### [Exercise set]
A) From the page on maximum and minimum values of quadratic functions, reproduce the text starting with "Let f be a quadratic" and going on through "the above form.".
B) According to the page on maximum and minimum values of quadratic functions, where is the vertex of the parabola f(x) = −x²?
C) Write the next part of the page on maximum and minimum values of quadratic functions, picking up after its last sentence.

FINDING MAXIMUM AND MINIMUM VALUE OF QUADRATIC FUNCTION

The vertex of a parabola is the point where the line of symmetry of the parabola intersects the parabola.

Let f be a quadratic function with standard form

y  =  a(x - h)² + k

the maximum and minimum value of f occurs at x  =  h.

In order to find the maximum or minimum value of quadratic function, we have to convert the given quadratic equation in the above form.

Minimum Value of Parabola :

If the parabola is open upward, then it will have minimum value

If a > 0, then minimum value of f is f(h)  =  k

Maximum Value of Parabola :

If the parabola is open downward, then it will have maximum value.

If a < 0, then maximum value of f is f(h)  =  k

Finding Maximum or Minimum Value of a Quadratic Function

Question 1 :

Suppose f , g, and h are defined by

f(x) = −x², g(x) = −2x², h(x) = −2x² + 1.

(a) Sketch the graphs of f , g, and h on the interval [−1, 1].

(b) Find the vertex of the graph of f , the graph of g, and the graph of h.

(d) What is the maximum value of f ? The maximum value of g? The maximum value of h?

Solution :

Graph of f(x) = −x² :

Graph of f(x) = −2x² :

Graph of f(x) = −2x² + 1 

(b)  The vertex of the parabola f(x) = −x² is at (0, 0). Hence the maximum value is 0.

### [Extracted records]
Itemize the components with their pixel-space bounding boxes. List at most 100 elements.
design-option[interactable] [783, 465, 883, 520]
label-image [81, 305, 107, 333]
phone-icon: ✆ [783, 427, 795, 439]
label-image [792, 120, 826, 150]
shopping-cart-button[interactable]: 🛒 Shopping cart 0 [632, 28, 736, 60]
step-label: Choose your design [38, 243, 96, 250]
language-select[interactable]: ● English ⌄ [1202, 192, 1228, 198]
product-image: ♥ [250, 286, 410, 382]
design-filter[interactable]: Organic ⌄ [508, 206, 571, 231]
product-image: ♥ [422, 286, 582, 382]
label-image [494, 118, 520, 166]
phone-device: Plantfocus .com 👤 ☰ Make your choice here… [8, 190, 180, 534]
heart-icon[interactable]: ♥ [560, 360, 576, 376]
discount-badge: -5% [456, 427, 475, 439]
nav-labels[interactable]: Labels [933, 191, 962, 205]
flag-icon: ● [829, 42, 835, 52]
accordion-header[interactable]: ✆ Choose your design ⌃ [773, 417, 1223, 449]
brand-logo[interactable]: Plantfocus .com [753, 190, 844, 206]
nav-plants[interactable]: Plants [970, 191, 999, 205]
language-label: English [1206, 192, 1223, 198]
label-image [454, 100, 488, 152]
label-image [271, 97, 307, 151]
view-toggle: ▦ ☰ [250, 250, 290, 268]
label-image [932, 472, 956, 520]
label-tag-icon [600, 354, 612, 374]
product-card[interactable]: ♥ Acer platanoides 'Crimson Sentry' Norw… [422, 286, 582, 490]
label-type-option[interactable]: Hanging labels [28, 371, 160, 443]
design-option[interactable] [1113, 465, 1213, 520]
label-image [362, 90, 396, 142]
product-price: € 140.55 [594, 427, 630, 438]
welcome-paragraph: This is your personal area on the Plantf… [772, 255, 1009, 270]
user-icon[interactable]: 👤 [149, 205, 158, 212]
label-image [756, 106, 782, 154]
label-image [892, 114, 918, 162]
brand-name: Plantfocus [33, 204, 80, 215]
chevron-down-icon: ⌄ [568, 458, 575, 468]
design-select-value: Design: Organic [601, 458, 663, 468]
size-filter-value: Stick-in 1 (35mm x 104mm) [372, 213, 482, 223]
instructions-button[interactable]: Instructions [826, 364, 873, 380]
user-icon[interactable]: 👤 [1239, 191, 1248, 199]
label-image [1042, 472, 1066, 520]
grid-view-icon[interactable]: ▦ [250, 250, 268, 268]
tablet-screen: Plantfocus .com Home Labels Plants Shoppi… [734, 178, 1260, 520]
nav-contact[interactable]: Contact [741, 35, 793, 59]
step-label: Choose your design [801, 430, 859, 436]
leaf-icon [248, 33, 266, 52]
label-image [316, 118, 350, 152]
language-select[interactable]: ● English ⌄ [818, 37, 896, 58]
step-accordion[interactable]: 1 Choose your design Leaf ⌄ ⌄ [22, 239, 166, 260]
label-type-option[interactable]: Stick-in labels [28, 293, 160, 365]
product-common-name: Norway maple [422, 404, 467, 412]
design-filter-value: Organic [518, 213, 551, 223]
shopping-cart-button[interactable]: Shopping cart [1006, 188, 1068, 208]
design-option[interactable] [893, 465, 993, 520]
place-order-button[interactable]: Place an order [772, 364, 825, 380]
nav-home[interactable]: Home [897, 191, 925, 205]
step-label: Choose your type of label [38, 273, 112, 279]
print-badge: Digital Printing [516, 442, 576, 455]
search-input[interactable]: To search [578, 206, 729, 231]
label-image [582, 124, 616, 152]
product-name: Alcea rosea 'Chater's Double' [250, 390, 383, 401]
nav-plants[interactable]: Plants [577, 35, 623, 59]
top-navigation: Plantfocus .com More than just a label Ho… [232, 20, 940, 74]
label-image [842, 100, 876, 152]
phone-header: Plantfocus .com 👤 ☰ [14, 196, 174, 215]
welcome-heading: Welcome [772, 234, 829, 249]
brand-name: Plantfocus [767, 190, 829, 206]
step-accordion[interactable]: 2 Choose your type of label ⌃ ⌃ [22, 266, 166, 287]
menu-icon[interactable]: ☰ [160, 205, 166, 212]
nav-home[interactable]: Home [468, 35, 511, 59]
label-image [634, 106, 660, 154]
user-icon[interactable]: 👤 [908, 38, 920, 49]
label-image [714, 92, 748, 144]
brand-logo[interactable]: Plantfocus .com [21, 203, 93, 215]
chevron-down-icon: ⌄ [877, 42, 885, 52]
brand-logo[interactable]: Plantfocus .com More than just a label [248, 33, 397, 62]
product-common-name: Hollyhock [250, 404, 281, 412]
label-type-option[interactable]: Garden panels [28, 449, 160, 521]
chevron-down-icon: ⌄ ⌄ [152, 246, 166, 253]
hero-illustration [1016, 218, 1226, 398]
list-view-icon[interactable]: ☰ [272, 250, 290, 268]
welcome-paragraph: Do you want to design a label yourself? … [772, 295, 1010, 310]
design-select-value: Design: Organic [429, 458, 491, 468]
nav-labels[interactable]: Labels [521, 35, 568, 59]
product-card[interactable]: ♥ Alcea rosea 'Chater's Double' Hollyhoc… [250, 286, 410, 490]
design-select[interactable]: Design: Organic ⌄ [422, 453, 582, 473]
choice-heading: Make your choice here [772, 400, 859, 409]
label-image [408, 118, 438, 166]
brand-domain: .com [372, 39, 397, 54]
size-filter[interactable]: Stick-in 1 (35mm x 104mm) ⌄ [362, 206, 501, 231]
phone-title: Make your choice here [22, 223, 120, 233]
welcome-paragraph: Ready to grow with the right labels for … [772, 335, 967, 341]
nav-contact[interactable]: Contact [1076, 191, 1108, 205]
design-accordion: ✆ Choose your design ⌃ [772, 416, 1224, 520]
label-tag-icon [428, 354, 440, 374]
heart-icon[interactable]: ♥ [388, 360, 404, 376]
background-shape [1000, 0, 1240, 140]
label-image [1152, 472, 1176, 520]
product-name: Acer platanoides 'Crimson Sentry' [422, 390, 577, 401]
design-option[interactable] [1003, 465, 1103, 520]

### [Per-task outputs]
A)
Let f be a quadratic function with standard form

y  =  a(x - h)² + k

the maximum and minimum value of f occurs at x  =  h.

In order to find the maximum or minimum value of quadratic function, we have to convert the given quadratic equation in the above form.

B) At (0, 0).

C)
The vertex of the parabola f(x) = −2x² is at (0, 0). Hence the maximum value is 0.

The vertex of the parabola f(x) = −2x² + 1 is at (0, 1). Hence the maximum value is 1.

Question 2 :

The function defined by 

f(x) = x² + 6x + 11.

(a) For what value of x does f(x) attain its minimum value?

(b) Sketch the graph.

(c)  Find the vertex of the graph of f .

Solution :

In order to convert the given quadratic function into vertex form, let us use the method completing the square method.

Let y = x² + 6x + 11

y - 11  =  x² + 6x

y - 11  =  x² + 2 ⋅ x ⋅ 3 + 3² - 3²

y - 11  =  (x + 3)² - 9

y  =  (x + 3)² - 9 + 11

y  =  (x + 3)² + 2

y = a(x - h)² + k

a =  1 > 0, the parabola is open upward, then it will have minimum value. Vertex of parabola (h, k) is (-3, 2)

When x = -3, f(x) attains its minimum value.

(b)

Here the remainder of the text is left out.